Stated task →
Copy out all lines where "半夏厚朴汤" appears.

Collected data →
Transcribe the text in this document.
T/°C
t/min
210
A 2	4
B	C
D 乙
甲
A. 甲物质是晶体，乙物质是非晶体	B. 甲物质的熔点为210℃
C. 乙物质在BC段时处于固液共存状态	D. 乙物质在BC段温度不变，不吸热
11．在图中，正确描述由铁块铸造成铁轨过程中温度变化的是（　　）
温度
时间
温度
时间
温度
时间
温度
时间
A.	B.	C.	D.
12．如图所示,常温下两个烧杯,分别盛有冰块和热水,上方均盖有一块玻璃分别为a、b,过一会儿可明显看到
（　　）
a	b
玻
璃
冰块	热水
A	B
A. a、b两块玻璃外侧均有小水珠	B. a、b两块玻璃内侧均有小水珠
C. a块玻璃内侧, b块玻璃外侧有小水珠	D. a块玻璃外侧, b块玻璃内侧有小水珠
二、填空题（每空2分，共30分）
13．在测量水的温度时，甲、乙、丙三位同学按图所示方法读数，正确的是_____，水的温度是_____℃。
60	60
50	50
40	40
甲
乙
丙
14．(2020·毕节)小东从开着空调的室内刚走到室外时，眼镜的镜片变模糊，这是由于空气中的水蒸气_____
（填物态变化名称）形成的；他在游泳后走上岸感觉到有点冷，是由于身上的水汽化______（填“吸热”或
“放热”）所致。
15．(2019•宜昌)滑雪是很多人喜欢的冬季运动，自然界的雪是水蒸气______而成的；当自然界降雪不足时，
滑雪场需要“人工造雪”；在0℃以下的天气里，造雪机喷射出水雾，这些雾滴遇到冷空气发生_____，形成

==

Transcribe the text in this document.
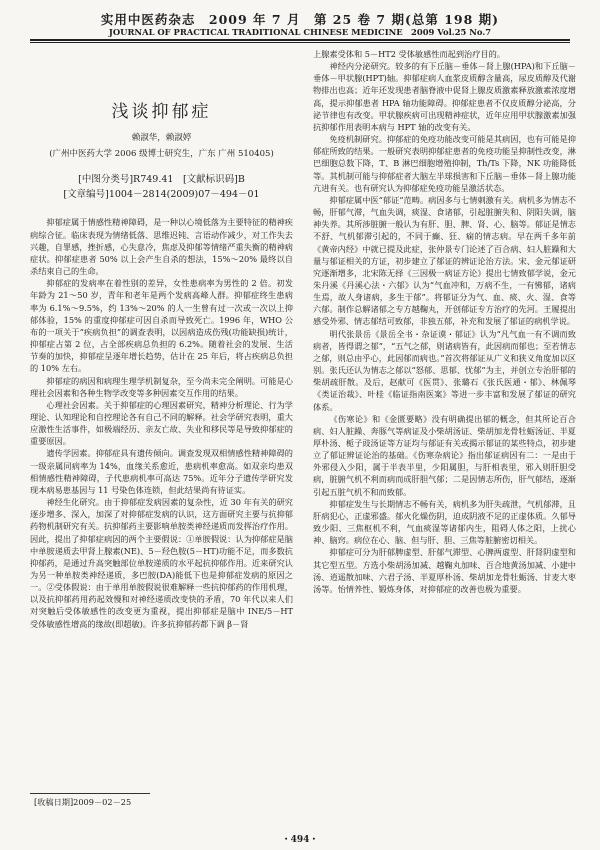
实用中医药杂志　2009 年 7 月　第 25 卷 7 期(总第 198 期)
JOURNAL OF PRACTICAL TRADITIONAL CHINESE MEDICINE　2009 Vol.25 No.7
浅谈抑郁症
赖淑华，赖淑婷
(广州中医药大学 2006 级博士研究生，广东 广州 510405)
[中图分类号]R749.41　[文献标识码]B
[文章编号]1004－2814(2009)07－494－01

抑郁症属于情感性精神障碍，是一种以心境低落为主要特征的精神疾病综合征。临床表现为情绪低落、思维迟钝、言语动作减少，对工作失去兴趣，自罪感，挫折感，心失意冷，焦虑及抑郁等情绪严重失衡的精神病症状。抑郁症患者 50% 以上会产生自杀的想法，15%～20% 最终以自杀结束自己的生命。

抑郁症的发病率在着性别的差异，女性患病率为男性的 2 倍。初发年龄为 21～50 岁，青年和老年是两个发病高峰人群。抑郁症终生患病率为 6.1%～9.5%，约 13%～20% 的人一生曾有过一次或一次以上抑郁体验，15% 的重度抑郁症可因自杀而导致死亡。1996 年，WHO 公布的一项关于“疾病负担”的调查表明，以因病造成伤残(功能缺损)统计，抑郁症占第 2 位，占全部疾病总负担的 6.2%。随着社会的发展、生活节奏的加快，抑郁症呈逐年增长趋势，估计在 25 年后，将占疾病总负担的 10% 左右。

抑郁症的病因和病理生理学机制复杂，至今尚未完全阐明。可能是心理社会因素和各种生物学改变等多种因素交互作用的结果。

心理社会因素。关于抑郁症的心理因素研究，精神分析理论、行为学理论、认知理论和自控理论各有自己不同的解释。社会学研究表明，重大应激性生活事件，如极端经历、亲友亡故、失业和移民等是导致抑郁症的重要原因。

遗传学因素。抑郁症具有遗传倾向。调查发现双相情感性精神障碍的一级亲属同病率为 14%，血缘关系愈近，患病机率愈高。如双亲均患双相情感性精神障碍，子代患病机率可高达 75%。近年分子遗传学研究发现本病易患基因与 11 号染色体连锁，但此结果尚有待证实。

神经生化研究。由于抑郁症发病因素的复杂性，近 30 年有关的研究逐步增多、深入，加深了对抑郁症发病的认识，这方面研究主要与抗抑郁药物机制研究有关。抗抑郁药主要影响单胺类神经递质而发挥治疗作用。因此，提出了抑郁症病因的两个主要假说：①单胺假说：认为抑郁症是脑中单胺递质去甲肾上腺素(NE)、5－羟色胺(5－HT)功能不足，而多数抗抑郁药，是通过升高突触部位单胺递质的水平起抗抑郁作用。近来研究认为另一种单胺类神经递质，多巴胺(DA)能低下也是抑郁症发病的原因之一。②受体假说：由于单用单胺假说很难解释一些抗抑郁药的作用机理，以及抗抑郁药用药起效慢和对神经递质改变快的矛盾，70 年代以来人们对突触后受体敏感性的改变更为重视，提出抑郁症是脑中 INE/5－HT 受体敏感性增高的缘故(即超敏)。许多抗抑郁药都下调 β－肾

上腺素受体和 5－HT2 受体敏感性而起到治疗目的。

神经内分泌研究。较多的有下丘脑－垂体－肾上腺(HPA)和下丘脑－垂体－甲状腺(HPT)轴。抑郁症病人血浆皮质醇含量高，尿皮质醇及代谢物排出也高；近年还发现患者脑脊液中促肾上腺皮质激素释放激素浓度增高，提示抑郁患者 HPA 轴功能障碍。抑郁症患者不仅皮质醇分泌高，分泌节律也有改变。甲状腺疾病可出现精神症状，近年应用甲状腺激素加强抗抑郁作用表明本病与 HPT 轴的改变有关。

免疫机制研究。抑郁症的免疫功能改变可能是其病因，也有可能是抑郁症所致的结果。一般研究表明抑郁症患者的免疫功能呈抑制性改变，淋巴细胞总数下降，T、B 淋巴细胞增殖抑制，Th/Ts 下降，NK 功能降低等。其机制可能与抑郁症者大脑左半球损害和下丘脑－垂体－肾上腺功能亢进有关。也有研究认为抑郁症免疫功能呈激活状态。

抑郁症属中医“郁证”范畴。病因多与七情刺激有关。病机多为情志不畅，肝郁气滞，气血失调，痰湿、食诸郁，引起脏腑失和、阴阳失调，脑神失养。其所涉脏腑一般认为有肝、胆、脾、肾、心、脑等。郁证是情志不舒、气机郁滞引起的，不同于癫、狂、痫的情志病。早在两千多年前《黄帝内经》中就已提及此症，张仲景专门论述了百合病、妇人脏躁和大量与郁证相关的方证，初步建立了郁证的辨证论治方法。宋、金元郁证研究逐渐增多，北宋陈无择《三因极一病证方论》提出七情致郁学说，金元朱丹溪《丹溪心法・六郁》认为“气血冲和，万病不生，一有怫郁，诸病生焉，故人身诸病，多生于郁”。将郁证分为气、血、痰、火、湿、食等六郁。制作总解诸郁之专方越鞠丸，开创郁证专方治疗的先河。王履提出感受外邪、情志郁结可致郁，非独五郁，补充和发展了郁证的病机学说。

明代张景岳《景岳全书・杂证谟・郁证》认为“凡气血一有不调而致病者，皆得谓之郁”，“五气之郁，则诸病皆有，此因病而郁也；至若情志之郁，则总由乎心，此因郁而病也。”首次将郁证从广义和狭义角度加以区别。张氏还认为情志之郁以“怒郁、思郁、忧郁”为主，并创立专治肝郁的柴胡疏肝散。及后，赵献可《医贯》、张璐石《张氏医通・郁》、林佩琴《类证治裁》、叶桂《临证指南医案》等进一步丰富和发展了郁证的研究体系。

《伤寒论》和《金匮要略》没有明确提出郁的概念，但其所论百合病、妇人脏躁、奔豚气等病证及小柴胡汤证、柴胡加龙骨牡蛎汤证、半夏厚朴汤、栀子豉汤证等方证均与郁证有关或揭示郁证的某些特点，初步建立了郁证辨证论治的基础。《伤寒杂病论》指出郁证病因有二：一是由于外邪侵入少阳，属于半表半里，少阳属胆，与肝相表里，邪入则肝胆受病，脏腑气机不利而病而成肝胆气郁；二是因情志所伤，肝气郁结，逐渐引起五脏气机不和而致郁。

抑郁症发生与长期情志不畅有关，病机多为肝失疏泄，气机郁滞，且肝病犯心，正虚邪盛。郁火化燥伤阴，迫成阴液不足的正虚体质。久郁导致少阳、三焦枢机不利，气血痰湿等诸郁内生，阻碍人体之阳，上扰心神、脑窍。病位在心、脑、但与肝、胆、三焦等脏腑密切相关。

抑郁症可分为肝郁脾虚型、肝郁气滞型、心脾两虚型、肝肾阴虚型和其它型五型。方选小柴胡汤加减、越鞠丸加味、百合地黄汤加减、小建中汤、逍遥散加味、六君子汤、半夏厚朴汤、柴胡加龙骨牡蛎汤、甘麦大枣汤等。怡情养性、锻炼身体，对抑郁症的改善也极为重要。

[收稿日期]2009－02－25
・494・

---

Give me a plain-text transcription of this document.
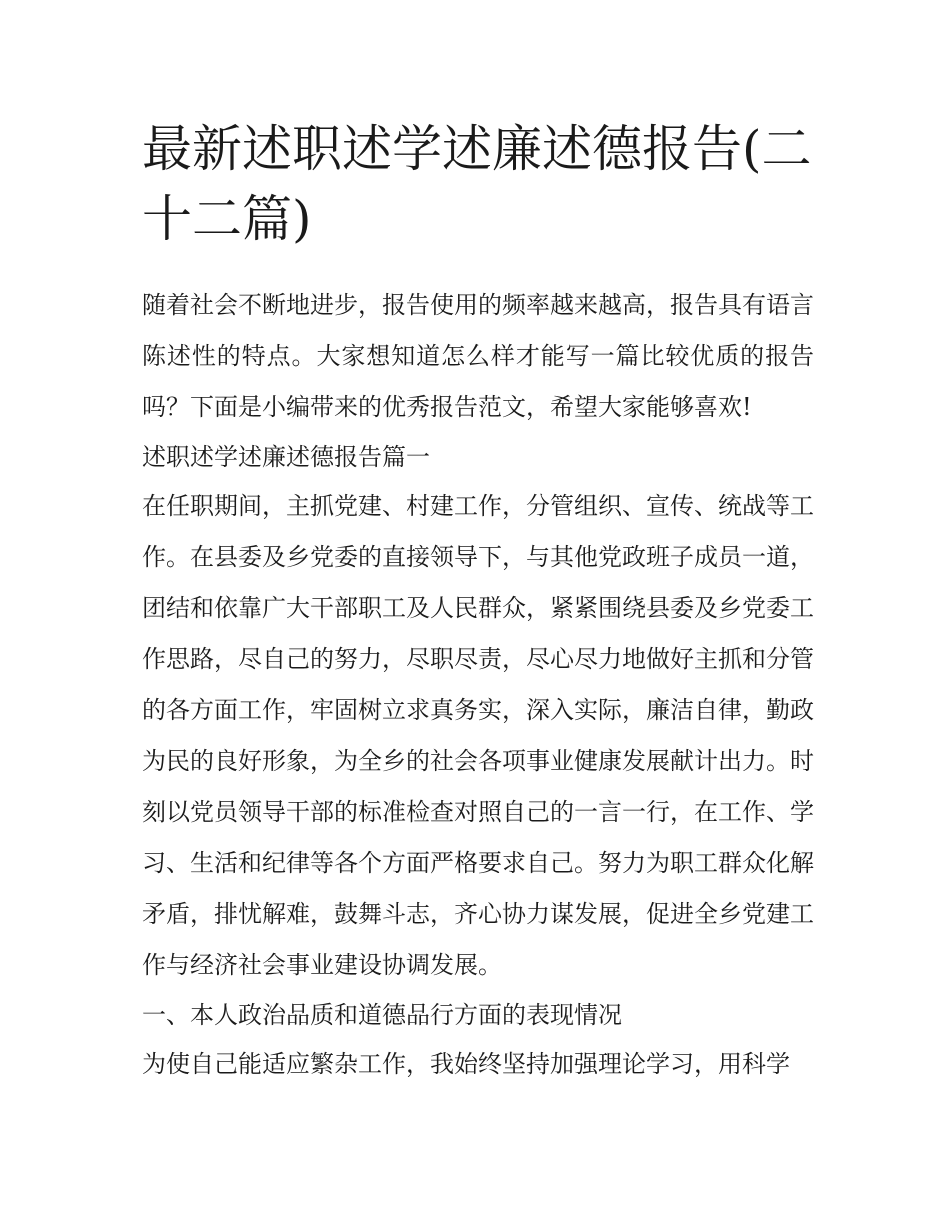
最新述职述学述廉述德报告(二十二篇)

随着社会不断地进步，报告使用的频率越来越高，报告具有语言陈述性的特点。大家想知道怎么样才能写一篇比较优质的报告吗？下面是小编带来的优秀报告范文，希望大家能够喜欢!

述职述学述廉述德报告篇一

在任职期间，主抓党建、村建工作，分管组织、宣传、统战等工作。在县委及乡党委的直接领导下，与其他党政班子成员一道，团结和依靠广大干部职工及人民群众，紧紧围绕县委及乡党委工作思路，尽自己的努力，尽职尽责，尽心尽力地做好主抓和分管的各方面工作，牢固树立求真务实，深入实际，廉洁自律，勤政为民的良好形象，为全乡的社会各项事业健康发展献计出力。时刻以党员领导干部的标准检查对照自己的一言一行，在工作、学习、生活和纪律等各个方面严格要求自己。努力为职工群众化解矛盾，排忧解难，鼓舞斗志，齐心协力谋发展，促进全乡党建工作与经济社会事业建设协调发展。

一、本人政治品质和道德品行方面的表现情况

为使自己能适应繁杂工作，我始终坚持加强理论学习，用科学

Solution for this problem →
《伤寒论》和《金匮要略》没有明确提出郁的概念，但其所论百合病、妇人脏躁、奔豚气等病证及小柴胡汤证、柴胡加龙骨牡蛎汤证、半夏厚朴汤、栀子豉汤证等方证均与郁证有关或揭示郁证的某些特点，初步建立了郁证辨证论治的基础。《伤寒杂病论》指出郁证病因有二：一是由于外邪侵入少阳，属于半表半里，少阳属胆，与肝相表里，邪入则肝胆受病，脏腑气机不利而病而成肝胆气郁；二是因情志所伤，肝气郁结，逐渐引起五脏气机不和而致郁。
抑郁症可分为肝郁脾虚型、肝郁气滞型、心脾两虚型、肝肾阴虚型和其它型五型。方选小柴胡汤加减、越鞠丸加味、百合地黄汤加减、小建中汤、逍遥散加味、六君子汤、半夏厚朴汤、柴胡加龙骨牡蛎汤、甘麦大枣汤等。怡情养性、锻炼身体，对抑郁症的改善也极为重要。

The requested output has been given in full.